WORK TO COMPLETE
Without the pictures, return each record as it appears.

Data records
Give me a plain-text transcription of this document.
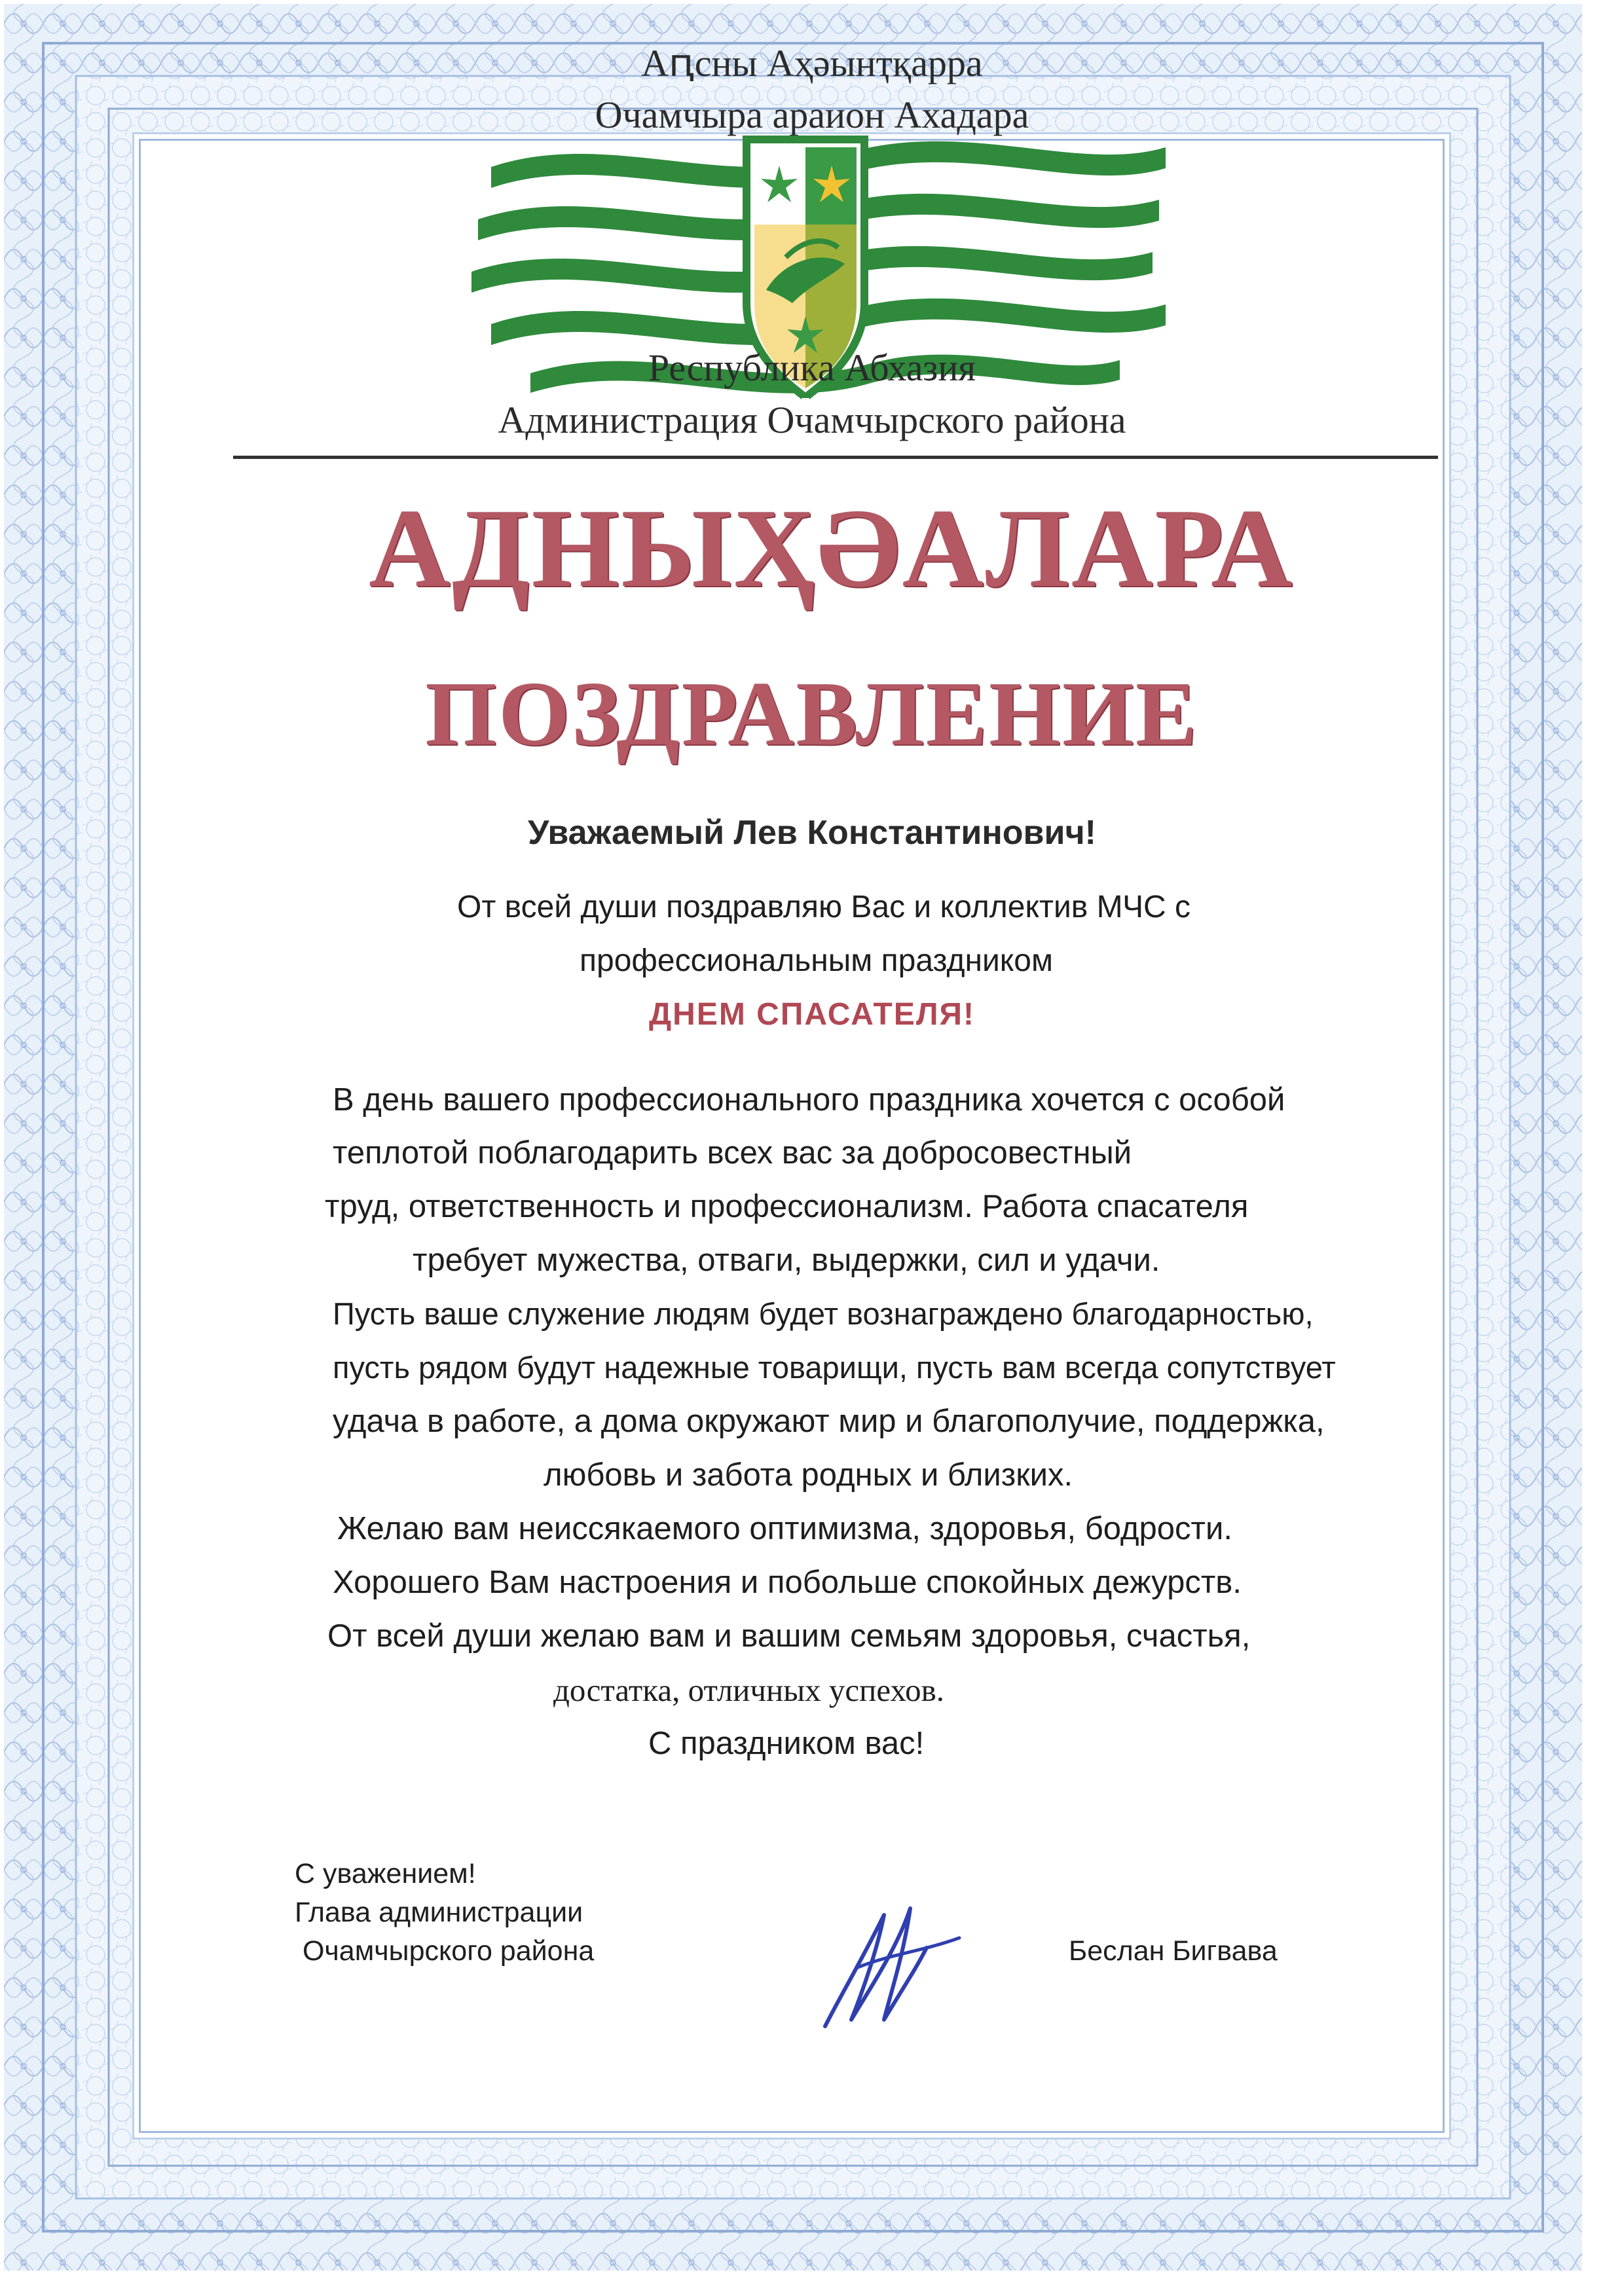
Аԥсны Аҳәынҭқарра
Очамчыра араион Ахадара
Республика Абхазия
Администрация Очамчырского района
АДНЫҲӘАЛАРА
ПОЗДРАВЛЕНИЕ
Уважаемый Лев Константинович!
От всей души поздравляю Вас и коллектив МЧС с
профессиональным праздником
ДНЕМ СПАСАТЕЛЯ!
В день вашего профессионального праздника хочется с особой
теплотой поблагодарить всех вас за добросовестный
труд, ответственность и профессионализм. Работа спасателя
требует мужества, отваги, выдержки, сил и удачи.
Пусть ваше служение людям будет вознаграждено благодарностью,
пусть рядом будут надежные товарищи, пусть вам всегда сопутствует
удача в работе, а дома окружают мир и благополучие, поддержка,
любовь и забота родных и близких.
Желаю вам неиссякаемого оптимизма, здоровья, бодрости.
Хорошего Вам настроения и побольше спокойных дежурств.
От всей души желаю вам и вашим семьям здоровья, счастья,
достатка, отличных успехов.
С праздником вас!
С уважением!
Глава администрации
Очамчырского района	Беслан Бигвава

SOLUTION BELOW
Give me a plain-text transcription of this document.
Аԥсны Аҳәынҭқарра
Очамчыра араион Ахадара
Республика Абхазия
Администрация Очамчырского района
АДНЫҲӘАЛАРА
ПОЗДРАВЛЕНИЕ
Уважаемый Лев Константинович!
От всей души поздравляю Вас и коллектив МЧС с
профессиональным праздником
ДНЕМ СПАСАТЕЛЯ!
В день вашего профессионального праздника хочется с особой
теплотой поблагодарить всех вас за добросовестный
труд, ответственность и профессионализм. Работа спасателя
требует мужества, отваги, выдержки, сил и удачи.
Пусть ваше служение людям будет вознаграждено благодарностью,
пусть рядом будут надежные товарищи, пусть вам всегда сопутствует
удача в работе, а дома окружают мир и благополучие, поддержка,
любовь и забота родных и близких.
Желаю вам неиссякаемого оптимизма, здоровья, бодрости.
Хорошего Вам настроения и побольше спокойных дежурств.
От всей души желаю вам и вашим семьям здоровья, счастья,
достатка, отличных успехов.
С праздником вас!
С уважением!
Глава администрации
Очамчырского района	Беслан Бигвава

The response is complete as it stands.